Stored data:
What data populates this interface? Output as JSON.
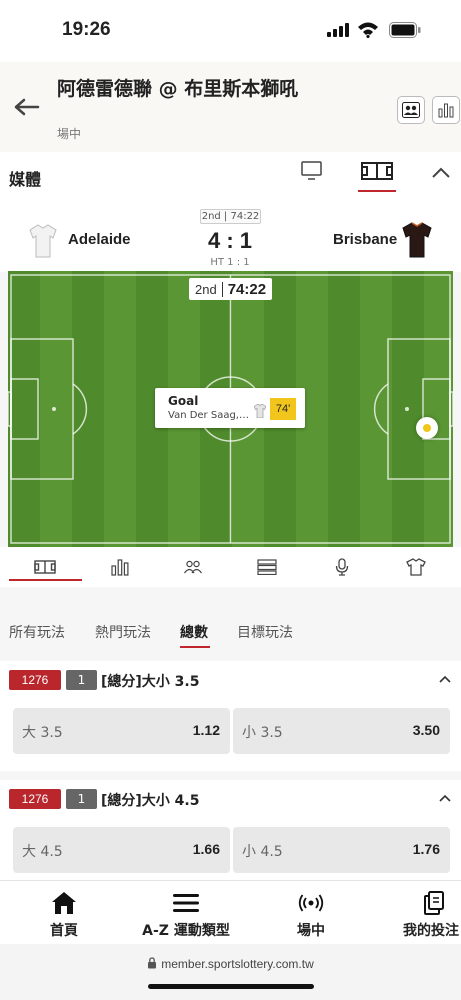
{
  "status": {
    "time": "19:26"
  },
  "header": {
    "title": "阿德雷德聯 @ 布里斯本獅吼",
    "subtitle": "場中"
  },
  "media": {
    "label": "媒體"
  },
  "match": {
    "period": "2nd | 74:22",
    "home_team": "Adelaide",
    "away_team": "Brisbane",
    "score": "4 : 1",
    "halftime": "HT 1 : 1"
  },
  "pitch": {
    "clock_period": "2nd",
    "clock_time": "74:22",
    "event_title": "Goal",
    "event_player": "Van Der Saag, ...",
    "event_minute": "74'"
  },
  "market_tabs": [
    "所有玩法",
    "熱門玩法",
    "總數",
    "目標玩法"
  ],
  "markets": [
    {
      "id": "1276",
      "num": "1",
      "name": "[總分]大小 3.5",
      "selections": [
        {
          "label": "大 3.5",
          "odds": "1.12"
        },
        {
          "label": "小 3.5",
          "odds": "3.50"
        }
      ]
    },
    {
      "id": "1276",
      "num": "1",
      "name": "[總分]大小 4.5",
      "selections": [
        {
          "label": "大 4.5",
          "odds": "1.66"
        },
        {
          "label": "小 4.5",
          "odds": "1.76"
        }
      ]
    }
  ],
  "bottom_nav": [
    {
      "label": "首頁",
      "icon": "home-icon"
    },
    {
      "label": "A-Z 運動類型",
      "icon": "menu-icon"
    },
    {
      "label": "場中",
      "icon": "live-icon"
    },
    {
      "label": "我的投注",
      "icon": "bets-icon"
    }
  ],
  "browser": {
    "url": "member.sportslottery.com.tw"
  },
  "colors": {
    "accent": "#c0272d",
    "pitch": "#56912f",
    "minute_badge": "#f2c51d"
  }
}
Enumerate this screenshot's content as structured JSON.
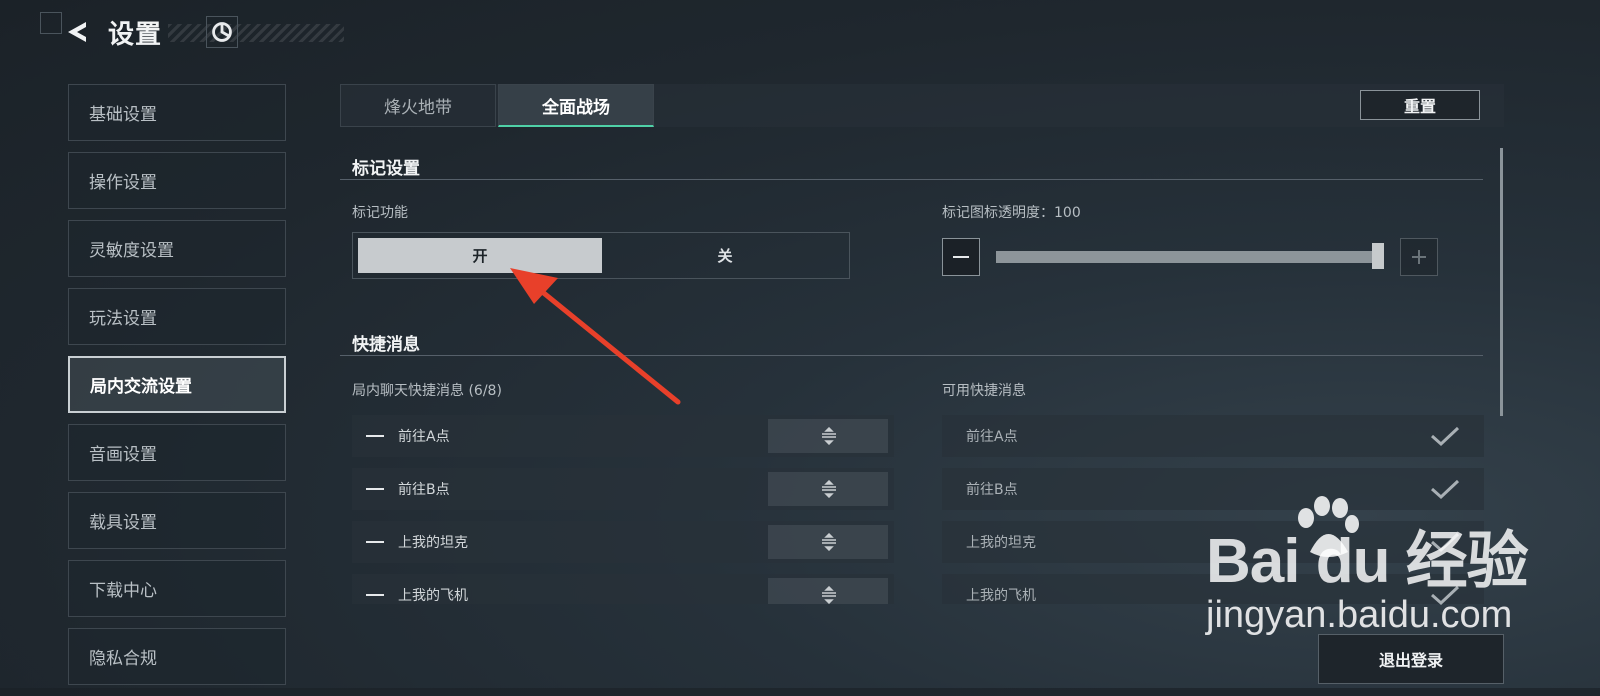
{
  "header": {
    "title": "设置"
  },
  "sidebar": {
    "items": [
      {
        "label": "基础设置"
      },
      {
        "label": "操作设置"
      },
      {
        "label": "灵敏度设置"
      },
      {
        "label": "玩法设置"
      },
      {
        "label": "局内交流设置"
      },
      {
        "label": "音画设置"
      },
      {
        "label": "载具设置"
      },
      {
        "label": "下载中心"
      },
      {
        "label": "隐私合规"
      }
    ],
    "active_index": 4
  },
  "tabs": [
    {
      "label": "烽火地带"
    },
    {
      "label": "全面战场"
    }
  ],
  "active_tab": 1,
  "reset_label": "重置",
  "mark_section": {
    "title": "标记设置",
    "function_label": "标记功能",
    "toggle_on": "开",
    "toggle_off": "关",
    "toggle_selected": "开",
    "opacity_label": "标记图标透明度：100",
    "opacity_value": 100
  },
  "quick_section": {
    "title": "快捷消息",
    "chat_label": "局内聊天快捷消息 (6/8)",
    "available_label": "可用快捷消息",
    "chat_messages": [
      {
        "text": "前往A点"
      },
      {
        "text": "前往B点"
      },
      {
        "text": "上我的坦克"
      },
      {
        "text": "上我的飞机"
      }
    ],
    "available_messages": [
      {
        "text": "前往A点"
      },
      {
        "text": "前往B点"
      },
      {
        "text": "上我的坦克"
      },
      {
        "text": "上我的飞机"
      }
    ]
  },
  "logout_label": "退出登录",
  "watermark": {
    "logo_text": "Bai du 经验",
    "url": "jingyan.baidu.com"
  },
  "colors": {
    "accent": "#4fd1a7",
    "arrow": "#e8402a"
  },
  "icons": {
    "back": "back-arrow-icon",
    "logo": "game-logo-icon",
    "drag": "drag-handle-icon",
    "check": "check-icon",
    "minus": "minus-icon",
    "plus": "plus-icon"
  }
}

(YOUR GOAL): Pictures in the records must not appear in the copy; transcribe everything else precisely.

(SOLUTION TO THIS PROBLEM):
What data populates this interface? Output as JSON.
{
  "status": {
    "time": "19:26"
  },
  "header": {
    "title": "阿德雷德聯 @ 布里斯本獅吼",
    "subtitle": "場中"
  },
  "media": {
    "label": "媒體"
  },
  "match": {
    "period": "2nd | 74:22",
    "home_team": "Adelaide",
    "away_team": "Brisbane",
    "score": "4 : 1",
    "halftime": "HT 1 : 1"
  },
  "pitch": {
    "clock_period": "2nd",
    "clock_time": "74:22",
    "event_title": "Goal",
    "event_player": "Van Der Saag, ...",
    "event_minute": "74'"
  },
  "market_tabs": [
    "所有玩法",
    "熱門玩法",
    "總數",
    "目標玩法"
  ],
  "markets": [
    {
      "id": "1276",
      "num": "1",
      "name": "[總分]大小 3.5",
      "selections": [
        {
          "label": "大 3.5",
          "odds": "1.12"
        },
        {
          "label": "小 3.5",
          "odds": "3.50"
        }
      ]
    },
    {
      "id": "1276",
      "num": "1",
      "name": "[總分]大小 4.5",
      "selections": [
        {
          "label": "大 4.5",
          "odds": "1.66"
        },
        {
          "label": "小 4.5",
          "odds": "1.76"
        }
      ]
    }
  ],
  "bottom_nav": [
    {
      "label": "首頁",
      "icon": "home-icon"
    },
    {
      "label": "A-Z 運動類型",
      "icon": "menu-icon"
    },
    {
      "label": "場中",
      "icon": "live-icon"
    },
    {
      "label": "我的投注",
      "icon": "bets-icon"
    }
  ],
  "browser": {
    "url": "member.sportslottery.com.tw"
  },
  "colors": {
    "accent": "#c0272d",
    "pitch": "#56912f",
    "minute_badge": "#f2c51d"
  }
}
Enumerate this screenshot's content as structured JSON.
{
  "header": {
    "title": "设置"
  },
  "sidebar": {
    "items": [
      {
        "label": "基础设置"
      },
      {
        "label": "操作设置"
      },
      {
        "label": "灵敏度设置"
      },
      {
        "label": "玩法设置"
      },
      {
        "label": "局内交流设置"
      },
      {
        "label": "音画设置"
      },
      {
        "label": "载具设置"
      },
      {
        "label": "下载中心"
      },
      {
        "label": "隐私合规"
      }
    ],
    "active_index": 4
  },
  "tabs": [
    {
      "label": "烽火地带"
    },
    {
      "label": "全面战场"
    }
  ],
  "active_tab": 1,
  "reset_label": "重置",
  "mark_section": {
    "title": "标记设置",
    "function_label": "标记功能",
    "toggle_on": "开",
    "toggle_off": "关",
    "toggle_selected": "开",
    "opacity_label": "标记图标透明度：100",
    "opacity_value": 100
  },
  "quick_section": {
    "title": "快捷消息",
    "chat_label": "局内聊天快捷消息 (6/8)",
    "available_label": "可用快捷消息",
    "chat_messages": [
      {
        "text": "前往A点"
      },
      {
        "text": "前往B点"
      },
      {
        "text": "上我的坦克"
      },
      {
        "text": "上我的飞机"
      }
    ],
    "available_messages": [
      {
        "text": "前往A点"
      },
      {
        "text": "前往B点"
      },
      {
        "text": "上我的坦克"
      },
      {
        "text": "上我的飞机"
      }
    ]
  },
  "logout_label": "退出登录",
  "watermark": {
    "logo_text": "Bai du 经验",
    "url": "jingyan.baidu.com"
  },
  "colors": {
    "accent": "#4fd1a7",
    "arrow": "#e8402a"
  },
  "icons": {
    "back": "back-arrow-icon",
    "logo": "game-logo-icon",
    "drag": "drag-handle-icon",
    "check": "check-icon",
    "minus": "minus-icon",
    "plus": "plus-icon"
  }
}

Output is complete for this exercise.